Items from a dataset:

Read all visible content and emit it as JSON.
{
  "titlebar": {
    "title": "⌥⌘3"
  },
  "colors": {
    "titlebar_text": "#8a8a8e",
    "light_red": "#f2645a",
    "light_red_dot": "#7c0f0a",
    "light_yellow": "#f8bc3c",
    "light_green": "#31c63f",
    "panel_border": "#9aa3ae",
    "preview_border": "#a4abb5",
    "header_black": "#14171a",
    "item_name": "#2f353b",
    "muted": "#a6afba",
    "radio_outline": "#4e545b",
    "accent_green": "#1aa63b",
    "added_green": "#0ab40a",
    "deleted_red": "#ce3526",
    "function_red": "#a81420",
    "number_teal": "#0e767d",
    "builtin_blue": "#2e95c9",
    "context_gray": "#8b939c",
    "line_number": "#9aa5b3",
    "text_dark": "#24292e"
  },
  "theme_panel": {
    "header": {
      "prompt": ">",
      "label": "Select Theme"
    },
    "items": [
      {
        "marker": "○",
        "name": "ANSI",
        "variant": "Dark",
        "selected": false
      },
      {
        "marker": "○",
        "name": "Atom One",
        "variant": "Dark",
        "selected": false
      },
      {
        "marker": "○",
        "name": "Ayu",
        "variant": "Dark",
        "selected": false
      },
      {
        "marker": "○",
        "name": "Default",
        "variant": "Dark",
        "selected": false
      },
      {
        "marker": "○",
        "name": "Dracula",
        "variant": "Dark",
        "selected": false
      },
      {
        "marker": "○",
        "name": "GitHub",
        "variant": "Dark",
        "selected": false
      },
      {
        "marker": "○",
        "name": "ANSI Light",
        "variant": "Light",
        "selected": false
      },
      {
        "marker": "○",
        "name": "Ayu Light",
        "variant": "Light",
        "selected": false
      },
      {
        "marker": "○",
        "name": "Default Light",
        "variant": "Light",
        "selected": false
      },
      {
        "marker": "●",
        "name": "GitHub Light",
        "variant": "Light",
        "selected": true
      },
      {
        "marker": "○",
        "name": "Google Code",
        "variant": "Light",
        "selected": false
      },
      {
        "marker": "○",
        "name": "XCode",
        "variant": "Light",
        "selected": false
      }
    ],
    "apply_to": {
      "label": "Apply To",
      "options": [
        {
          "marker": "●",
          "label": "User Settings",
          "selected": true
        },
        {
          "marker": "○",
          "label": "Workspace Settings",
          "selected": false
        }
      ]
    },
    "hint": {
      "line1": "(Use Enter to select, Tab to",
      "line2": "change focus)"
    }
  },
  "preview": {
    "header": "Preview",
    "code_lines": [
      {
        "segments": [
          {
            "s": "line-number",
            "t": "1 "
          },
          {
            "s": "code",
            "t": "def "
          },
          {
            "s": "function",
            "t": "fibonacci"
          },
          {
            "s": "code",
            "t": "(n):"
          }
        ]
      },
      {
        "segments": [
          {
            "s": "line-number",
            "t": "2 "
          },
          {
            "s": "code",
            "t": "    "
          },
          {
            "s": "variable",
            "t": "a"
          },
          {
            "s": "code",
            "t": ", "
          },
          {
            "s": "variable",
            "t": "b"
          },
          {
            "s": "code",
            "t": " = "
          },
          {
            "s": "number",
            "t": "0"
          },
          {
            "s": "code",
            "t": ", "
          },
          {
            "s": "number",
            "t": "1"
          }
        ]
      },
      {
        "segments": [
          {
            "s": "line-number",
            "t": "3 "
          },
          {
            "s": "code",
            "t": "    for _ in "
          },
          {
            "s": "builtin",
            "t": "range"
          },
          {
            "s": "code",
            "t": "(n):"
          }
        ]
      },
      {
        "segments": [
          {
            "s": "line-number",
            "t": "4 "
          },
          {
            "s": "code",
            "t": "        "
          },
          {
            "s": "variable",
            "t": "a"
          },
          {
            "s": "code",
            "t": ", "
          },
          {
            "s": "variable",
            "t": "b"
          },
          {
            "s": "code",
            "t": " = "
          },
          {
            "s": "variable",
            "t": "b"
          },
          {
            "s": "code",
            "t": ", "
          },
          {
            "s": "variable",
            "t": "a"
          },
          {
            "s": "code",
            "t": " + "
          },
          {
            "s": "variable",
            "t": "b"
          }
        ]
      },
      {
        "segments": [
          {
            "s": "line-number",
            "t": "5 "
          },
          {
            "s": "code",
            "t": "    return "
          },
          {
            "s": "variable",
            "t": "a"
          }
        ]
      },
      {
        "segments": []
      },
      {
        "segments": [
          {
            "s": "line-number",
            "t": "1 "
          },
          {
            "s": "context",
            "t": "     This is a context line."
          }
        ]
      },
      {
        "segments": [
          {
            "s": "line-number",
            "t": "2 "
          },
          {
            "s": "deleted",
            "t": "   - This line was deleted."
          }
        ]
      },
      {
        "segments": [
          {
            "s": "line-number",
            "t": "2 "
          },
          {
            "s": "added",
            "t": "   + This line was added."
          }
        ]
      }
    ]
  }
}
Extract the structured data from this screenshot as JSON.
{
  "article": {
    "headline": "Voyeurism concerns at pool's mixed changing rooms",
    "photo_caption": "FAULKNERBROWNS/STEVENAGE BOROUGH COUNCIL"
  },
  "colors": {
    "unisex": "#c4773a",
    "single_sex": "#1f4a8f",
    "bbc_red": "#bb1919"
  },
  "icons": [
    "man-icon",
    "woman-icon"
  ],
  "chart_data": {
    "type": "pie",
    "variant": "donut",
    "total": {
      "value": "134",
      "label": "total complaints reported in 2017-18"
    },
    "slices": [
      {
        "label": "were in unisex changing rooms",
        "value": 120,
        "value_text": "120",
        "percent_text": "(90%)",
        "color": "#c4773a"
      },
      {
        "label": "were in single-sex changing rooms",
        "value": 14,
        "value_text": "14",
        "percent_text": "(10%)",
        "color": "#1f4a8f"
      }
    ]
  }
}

Directions for this task: Repeat the material word for word, in full.

Written answer:
Read all visible content and emit it as JSON.
{
  "titlebar": {
    "title": "⌥⌘3"
  },
  "colors": {
    "titlebar_text": "#8a8a8e",
    "light_red": "#f2645a",
    "light_red_dot": "#7c0f0a",
    "light_yellow": "#f8bc3c",
    "light_green": "#31c63f",
    "panel_border": "#9aa3ae",
    "preview_border": "#a4abb5",
    "header_black": "#14171a",
    "item_name": "#2f353b",
    "muted": "#a6afba",
    "radio_outline": "#4e545b",
    "accent_green": "#1aa63b",
    "added_green": "#0ab40a",
    "deleted_red": "#ce3526",
    "function_red": "#a81420",
    "number_teal": "#0e767d",
    "builtin_blue": "#2e95c9",
    "context_gray": "#8b939c",
    "line_number": "#9aa5b3",
    "text_dark": "#24292e"
  },
  "theme_panel": {
    "header": {
      "prompt": ">",
      "label": "Select Theme"
    },
    "items": [
      {
        "marker": "○",
        "name": "ANSI",
        "variant": "Dark",
        "selected": false
      },
      {
        "marker": "○",
        "name": "Atom One",
        "variant": "Dark",
        "selected": false
      },
      {
        "marker": "○",
        "name": "Ayu",
        "variant": "Dark",
        "selected": false
      },
      {
        "marker": "○",
        "name": "Default",
        "variant": "Dark",
        "selected": false
      },
      {
        "marker": "○",
        "name": "Dracula",
        "variant": "Dark",
        "selected": false
      },
      {
        "marker": "○",
        "name": "GitHub",
        "variant": "Dark",
        "selected": false
      },
      {
        "marker": "○",
        "name": "ANSI Light",
        "variant": "Light",
        "selected": false
      },
      {
        "marker": "○",
        "name": "Ayu Light",
        "variant": "Light",
        "selected": false
      },
      {
        "marker": "○",
        "name": "Default Light",
        "variant": "Light",
        "selected": false
      },
      {
        "marker": "●",
        "name": "GitHub Light",
        "variant": "Light",
        "selected": true
      },
      {
        "marker": "○",
        "name": "Google Code",
        "variant": "Light",
        "selected": false
      },
      {
        "marker": "○",
        "name": "XCode",
        "variant": "Light",
        "selected": false
      }
    ],
    "apply_to": {
      "label": "Apply To",
      "options": [
        {
          "marker": "●",
          "label": "User Settings",
          "selected": true
        },
        {
          "marker": "○",
          "label": "Workspace Settings",
          "selected": false
        }
      ]
    },
    "hint": {
      "line1": "(Use Enter to select, Tab to",
      "line2": "change focus)"
    }
  },
  "preview": {
    "header": "Preview",
    "code_lines": [
      {
        "segments": [
          {
            "s": "line-number",
            "t": "1 "
          },
          {
            "s": "code",
            "t": "def "
          },
          {
            "s": "function",
            "t": "fibonacci"
          },
          {
            "s": "code",
            "t": "(n):"
          }
        ]
      },
      {
        "segments": [
          {
            "s": "line-number",
            "t": "2 "
          },
          {
            "s": "code",
            "t": "    "
          },
          {
            "s": "variable",
            "t": "a"
          },
          {
            "s": "code",
            "t": ", "
          },
          {
            "s": "variable",
            "t": "b"
          },
          {
            "s": "code",
            "t": " = "
          },
          {
            "s": "number",
            "t": "0"
          },
          {
            "s": "code",
            "t": ", "
          },
          {
            "s": "number",
            "t": "1"
          }
        ]
      },
      {
        "segments": [
          {
            "s": "line-number",
            "t": "3 "
          },
          {
            "s": "code",
            "t": "    for _ in "
          },
          {
            "s": "builtin",
            "t": "range"
          },
          {
            "s": "code",
            "t": "(n):"
          }
        ]
      },
      {
        "segments": [
          {
            "s": "line-number",
            "t": "4 "
          },
          {
            "s": "code",
            "t": "        "
          },
          {
            "s": "variable",
            "t": "a"
          },
          {
            "s": "code",
            "t": ", "
          },
          {
            "s": "variable",
            "t": "b"
          },
          {
            "s": "code",
            "t": " = "
          },
          {
            "s": "variable",
            "t": "b"
          },
          {
            "s": "code",
            "t": ", "
          },
          {
            "s": "variable",
            "t": "a"
          },
          {
            "s": "code",
            "t": " + "
          },
          {
            "s": "variable",
            "t": "b"
          }
        ]
      },
      {
        "segments": [
          {
            "s": "line-number",
            "t": "5 "
          },
          {
            "s": "code",
            "t": "    return "
          },
          {
            "s": "variable",
            "t": "a"
          }
        ]
      },
      {
        "segments": []
      },
      {
        "segments": [
          {
            "s": "line-number",
            "t": "1 "
          },
          {
            "s": "context",
            "t": "     This is a context line."
          }
        ]
      },
      {
        "segments": [
          {
            "s": "line-number",
            "t": "2 "
          },
          {
            "s": "deleted",
            "t": "   - This line was deleted."
          }
        ]
      },
      {
        "segments": [
          {
            "s": "line-number",
            "t": "2 "
          },
          {
            "s": "added",
            "t": "   + This line was added."
          }
        ]
      }
    ]
  }
}
Extract the structured data from this screenshot as JSON.
{
  "article": {
    "headline": "Voyeurism concerns at pool's mixed changing rooms",
    "photo_caption": "FAULKNERBROWNS/STEVENAGE BOROUGH COUNCIL"
  },
  "colors": {
    "unisex": "#c4773a",
    "single_sex": "#1f4a8f",
    "bbc_red": "#bb1919"
  },
  "icons": [
    "man-icon",
    "woman-icon"
  ],
  "chart_data": {
    "type": "pie",
    "variant": "donut",
    "total": {
      "value": "134",
      "label": "total complaints reported in 2017-18"
    },
    "slices": [
      {
        "label": "were in unisex changing rooms",
        "value": 120,
        "value_text": "120",
        "percent_text": "(90%)",
        "color": "#c4773a"
      },
      {
        "label": "were in single-sex changing rooms",
        "value": 14,
        "value_text": "14",
        "percent_text": "(10%)",
        "color": "#1f4a8f"
      }
    ]
  }
}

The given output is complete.